• [Your objective]:
Take the material and output all of it exactly.

##### Provided data

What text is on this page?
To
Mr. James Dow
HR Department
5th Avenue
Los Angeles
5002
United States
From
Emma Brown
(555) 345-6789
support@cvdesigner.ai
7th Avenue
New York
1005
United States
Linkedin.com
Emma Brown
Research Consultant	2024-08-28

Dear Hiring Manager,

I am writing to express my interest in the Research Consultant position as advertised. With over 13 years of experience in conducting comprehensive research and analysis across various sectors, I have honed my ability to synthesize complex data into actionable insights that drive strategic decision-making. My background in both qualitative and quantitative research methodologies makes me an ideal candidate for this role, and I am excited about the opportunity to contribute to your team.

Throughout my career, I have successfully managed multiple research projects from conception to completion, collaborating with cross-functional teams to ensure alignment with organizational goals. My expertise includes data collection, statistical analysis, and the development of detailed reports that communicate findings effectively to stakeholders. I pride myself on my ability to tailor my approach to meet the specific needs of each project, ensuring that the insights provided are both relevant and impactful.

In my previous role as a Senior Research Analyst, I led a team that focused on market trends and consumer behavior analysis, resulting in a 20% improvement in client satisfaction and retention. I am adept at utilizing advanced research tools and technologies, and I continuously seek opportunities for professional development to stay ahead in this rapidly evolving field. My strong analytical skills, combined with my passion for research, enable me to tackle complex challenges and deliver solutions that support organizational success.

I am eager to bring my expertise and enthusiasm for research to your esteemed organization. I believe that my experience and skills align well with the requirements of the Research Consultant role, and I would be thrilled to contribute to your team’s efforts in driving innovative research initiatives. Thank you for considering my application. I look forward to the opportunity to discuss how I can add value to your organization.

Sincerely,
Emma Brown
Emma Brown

##########

• [Result of the task]:
What text is on this page?
To
Mr. James Dow
HR Department
5th Avenue
Los Angeles
5002
United States
From
Emma Brown
(555) 345-6789
support@cvdesigner.ai
7th Avenue
New York
1005
United States
Linkedin.com
Emma Brown
Research Consultant	2024-08-28

Dear Hiring Manager,

I am writing to express my interest in the Research Consultant position as advertised. With over 13 years of experience in conducting comprehensive research and analysis across various sectors, I have honed my ability to synthesize complex data into actionable insights that drive strategic decision-making. My background in both qualitative and quantitative research methodologies makes me an ideal candidate for this role, and I am excited about the opportunity to contribute to your team.

Throughout my career, I have successfully managed multiple research projects from conception to completion, collaborating with cross-functional teams to ensure alignment with organizational goals. My expertise includes data collection, statistical analysis, and the development of detailed reports that communicate findings effectively to stakeholders. I pride myself on my ability to tailor my approach to meet the specific needs of each project, ensuring that the insights provided are both relevant and impactful.

In my previous role as a Senior Research Analyst, I led a team that focused on market trends and consumer behavior analysis, resulting in a 20% improvement in client satisfaction and retention. I am adept at utilizing advanced research tools and technologies, and I continuously seek opportunities for professional development to stay ahead in this rapidly evolving field. My strong analytical skills, combined with my passion for research, enable me to tackle complex challenges and deliver solutions that support organizational success.

I am eager to bring my expertise and enthusiasm for research to your esteemed organization. I believe that my experience and skills align well with the requirements of the Research Consultant role, and I would be thrilled to contribute to your team’s efforts in driving innovative research initiatives. Thank you for considering my application. I look forward to the opportunity to discuss how I can add value to your organization.

Sincerely,
Emma Brown
Emma Brown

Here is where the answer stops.